Schriftliche Aufgabe a
An welchem Datum fand laut Textauszug das elfte Stuttgarter Sportgespräch statt?

---------- Textauszug ----------

Integrität von Sportverbänden – auch eine Frage der Organisation

eingestellt am 01.03.2015

Integrität ist eine Herausforderung für die handelnden Personen, aber auch für die Organisation internationaler Spitzensportverbände. Dies war eines der wesentlichen Ergebnisse des elften Stuttgarter Sportgesprächs am 2. Februar 2015. Wenn Sportverbände wie die FIFA mit Milliardenumsätzen noch wie klassische Vereine organisiert seien, leiste dies der Intransparenz und der Entstehung von „Patronage-Netzwerken“ Vorschub, so der Basler Strafrechtsprofessor Mark Pieth, ehemaliger Leiter der Unabhängigen Governance-Kommission der FIFA. Der schweizerische Staat hätte durchaus die Möglichkeit, für größere Transparenz zu sorgen, indem er Anforderungen an die Organisation von „non-profit-organisations“ mit Sitz in der Schweiz stellt. Man befürchte aber die Abwanderung der Sportverbände, solange andere Staaten nicht vergleichbare Standards setzten. Die Schweiz neige daher nach wie vor dazu, als „Piratenstaat zu agieren“, so Pieth.

Pieth

Professor Mark Pieth


Schon im einführenden Impulsreferat hatte Rechtsanwalt Dr. Christoph Wüterich von der Stuttgarter Kanzlei Wüterich Breucker auf den Zusammenhang zwischen Organisationsstruktur und Verhalten hingewiesen: Internationale Sportverbände seien eben nicht per se den demokratischen oder rechtsstaatlichen Standards unterworfen, sondern seien in der Ausgestaltung ihrer Organisation weitgehend frei. Demnach funktionierten Abstimmungen dort häufig nach dem Prinzip des Gebens und Nehmens. Dies bestätigte Professor Pieth, der aus seiner Erfahrung unter anderem als Präsident der OECD-Arbeitsgruppe zur Bekämpfung der Korruption im internationalen Geschäftsverkehr berichtete, dass Wirtschaftsunternehmen und Staaten leichter zu reformieren seien als Sportverbände.

---------- Quelldaten ----------

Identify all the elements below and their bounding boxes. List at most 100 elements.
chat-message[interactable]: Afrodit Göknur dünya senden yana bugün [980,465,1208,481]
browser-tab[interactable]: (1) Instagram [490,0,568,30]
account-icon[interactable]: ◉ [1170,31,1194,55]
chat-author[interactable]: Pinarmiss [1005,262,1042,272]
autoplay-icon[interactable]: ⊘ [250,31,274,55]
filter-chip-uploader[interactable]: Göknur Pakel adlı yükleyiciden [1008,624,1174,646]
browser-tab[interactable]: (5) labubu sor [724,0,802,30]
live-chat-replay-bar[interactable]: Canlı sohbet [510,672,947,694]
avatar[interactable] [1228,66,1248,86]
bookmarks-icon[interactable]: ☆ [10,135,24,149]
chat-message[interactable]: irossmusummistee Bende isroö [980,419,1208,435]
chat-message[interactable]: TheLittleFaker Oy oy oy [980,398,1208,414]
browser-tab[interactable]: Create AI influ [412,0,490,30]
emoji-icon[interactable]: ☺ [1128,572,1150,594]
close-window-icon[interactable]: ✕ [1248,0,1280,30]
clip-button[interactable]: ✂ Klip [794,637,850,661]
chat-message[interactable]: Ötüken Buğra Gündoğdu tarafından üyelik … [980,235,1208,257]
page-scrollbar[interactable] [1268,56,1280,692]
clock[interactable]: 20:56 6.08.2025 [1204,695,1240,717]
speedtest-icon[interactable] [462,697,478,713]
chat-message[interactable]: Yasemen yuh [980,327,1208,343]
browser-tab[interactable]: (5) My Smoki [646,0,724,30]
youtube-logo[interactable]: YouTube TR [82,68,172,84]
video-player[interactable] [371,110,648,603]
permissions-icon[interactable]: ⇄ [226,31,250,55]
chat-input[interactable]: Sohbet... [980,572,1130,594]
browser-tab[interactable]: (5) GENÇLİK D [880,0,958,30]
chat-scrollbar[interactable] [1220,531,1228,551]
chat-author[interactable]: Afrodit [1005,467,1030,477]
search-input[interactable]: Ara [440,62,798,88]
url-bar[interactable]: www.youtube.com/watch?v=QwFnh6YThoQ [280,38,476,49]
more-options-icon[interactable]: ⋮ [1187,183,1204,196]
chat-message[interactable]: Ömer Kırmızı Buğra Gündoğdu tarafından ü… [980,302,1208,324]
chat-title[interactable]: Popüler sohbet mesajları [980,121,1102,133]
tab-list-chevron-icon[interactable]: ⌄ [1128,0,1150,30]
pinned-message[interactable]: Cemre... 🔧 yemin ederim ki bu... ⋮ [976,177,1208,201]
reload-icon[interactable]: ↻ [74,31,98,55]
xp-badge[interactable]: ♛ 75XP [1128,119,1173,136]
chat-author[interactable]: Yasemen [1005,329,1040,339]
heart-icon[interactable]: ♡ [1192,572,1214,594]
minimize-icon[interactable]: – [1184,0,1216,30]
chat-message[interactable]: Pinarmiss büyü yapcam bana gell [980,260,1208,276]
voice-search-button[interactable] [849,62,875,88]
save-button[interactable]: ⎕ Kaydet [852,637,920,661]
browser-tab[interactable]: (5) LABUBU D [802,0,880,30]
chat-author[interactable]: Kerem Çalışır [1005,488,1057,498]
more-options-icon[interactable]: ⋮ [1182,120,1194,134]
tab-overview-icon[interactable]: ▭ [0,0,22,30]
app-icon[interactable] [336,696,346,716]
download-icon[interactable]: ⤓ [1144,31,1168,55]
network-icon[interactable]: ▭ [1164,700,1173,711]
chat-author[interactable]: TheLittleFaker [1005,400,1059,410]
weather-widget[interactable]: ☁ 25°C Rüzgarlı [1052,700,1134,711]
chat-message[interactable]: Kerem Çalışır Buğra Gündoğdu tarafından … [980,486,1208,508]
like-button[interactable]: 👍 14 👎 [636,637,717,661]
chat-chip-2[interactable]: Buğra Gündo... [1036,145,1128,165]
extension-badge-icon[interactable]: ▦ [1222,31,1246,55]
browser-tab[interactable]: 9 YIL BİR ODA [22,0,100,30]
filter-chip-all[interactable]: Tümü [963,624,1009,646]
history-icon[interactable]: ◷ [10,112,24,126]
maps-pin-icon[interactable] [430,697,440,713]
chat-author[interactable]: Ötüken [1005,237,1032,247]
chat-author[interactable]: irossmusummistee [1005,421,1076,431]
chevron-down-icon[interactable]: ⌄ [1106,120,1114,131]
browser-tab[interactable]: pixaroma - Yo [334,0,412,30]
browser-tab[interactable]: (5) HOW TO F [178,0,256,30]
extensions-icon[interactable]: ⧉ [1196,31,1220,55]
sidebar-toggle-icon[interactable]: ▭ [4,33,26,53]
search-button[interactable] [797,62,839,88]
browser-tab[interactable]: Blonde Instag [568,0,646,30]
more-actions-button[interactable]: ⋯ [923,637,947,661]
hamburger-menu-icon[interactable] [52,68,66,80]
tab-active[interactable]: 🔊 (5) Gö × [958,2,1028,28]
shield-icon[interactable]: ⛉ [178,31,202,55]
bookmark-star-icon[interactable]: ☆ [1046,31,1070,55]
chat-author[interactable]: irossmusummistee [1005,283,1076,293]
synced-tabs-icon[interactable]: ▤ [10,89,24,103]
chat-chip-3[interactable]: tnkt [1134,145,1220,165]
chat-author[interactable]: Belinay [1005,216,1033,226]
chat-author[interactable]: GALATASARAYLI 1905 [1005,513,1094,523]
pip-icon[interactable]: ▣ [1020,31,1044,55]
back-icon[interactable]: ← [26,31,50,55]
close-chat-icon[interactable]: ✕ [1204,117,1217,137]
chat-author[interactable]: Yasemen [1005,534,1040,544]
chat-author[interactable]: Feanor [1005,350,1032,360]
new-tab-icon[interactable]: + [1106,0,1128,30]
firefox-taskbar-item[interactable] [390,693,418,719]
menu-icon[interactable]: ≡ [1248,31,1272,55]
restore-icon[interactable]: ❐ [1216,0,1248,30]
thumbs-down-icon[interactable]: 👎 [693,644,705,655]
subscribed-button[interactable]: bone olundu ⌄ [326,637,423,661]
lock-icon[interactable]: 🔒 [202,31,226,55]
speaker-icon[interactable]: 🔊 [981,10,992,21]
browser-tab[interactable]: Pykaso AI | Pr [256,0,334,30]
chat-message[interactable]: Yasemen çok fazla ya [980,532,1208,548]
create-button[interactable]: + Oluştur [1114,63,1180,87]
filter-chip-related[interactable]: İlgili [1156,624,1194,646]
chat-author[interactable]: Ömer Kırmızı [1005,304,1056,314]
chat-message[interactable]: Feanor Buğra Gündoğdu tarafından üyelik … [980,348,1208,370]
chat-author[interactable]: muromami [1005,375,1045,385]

----------

Schriftliche Aufgabe b
Wandeln Sie die Zeilen der Auflistung vom Beginn bis einschließlich der Zeile mit „account-icon[interactable]: ◉ [1170,31,1194,55]“ in eine nummerierte Liste um und lassen Sie dabei Leerzeilen weg.

Ausgabe a
Am 2. Februar 2015.

Ausgabe b
1. Identify all the elements below and their bounding boxes. List at most 100 elements.
2. chat-message[interactable]: Afrodit Göknur dünya senden yana bugün [980,465,1208,481]
3. browser-tab[interactable]: (1) Instagram [490,0,568,30]
4. account-icon[interactable]: ◉ [1170,31,1194,55]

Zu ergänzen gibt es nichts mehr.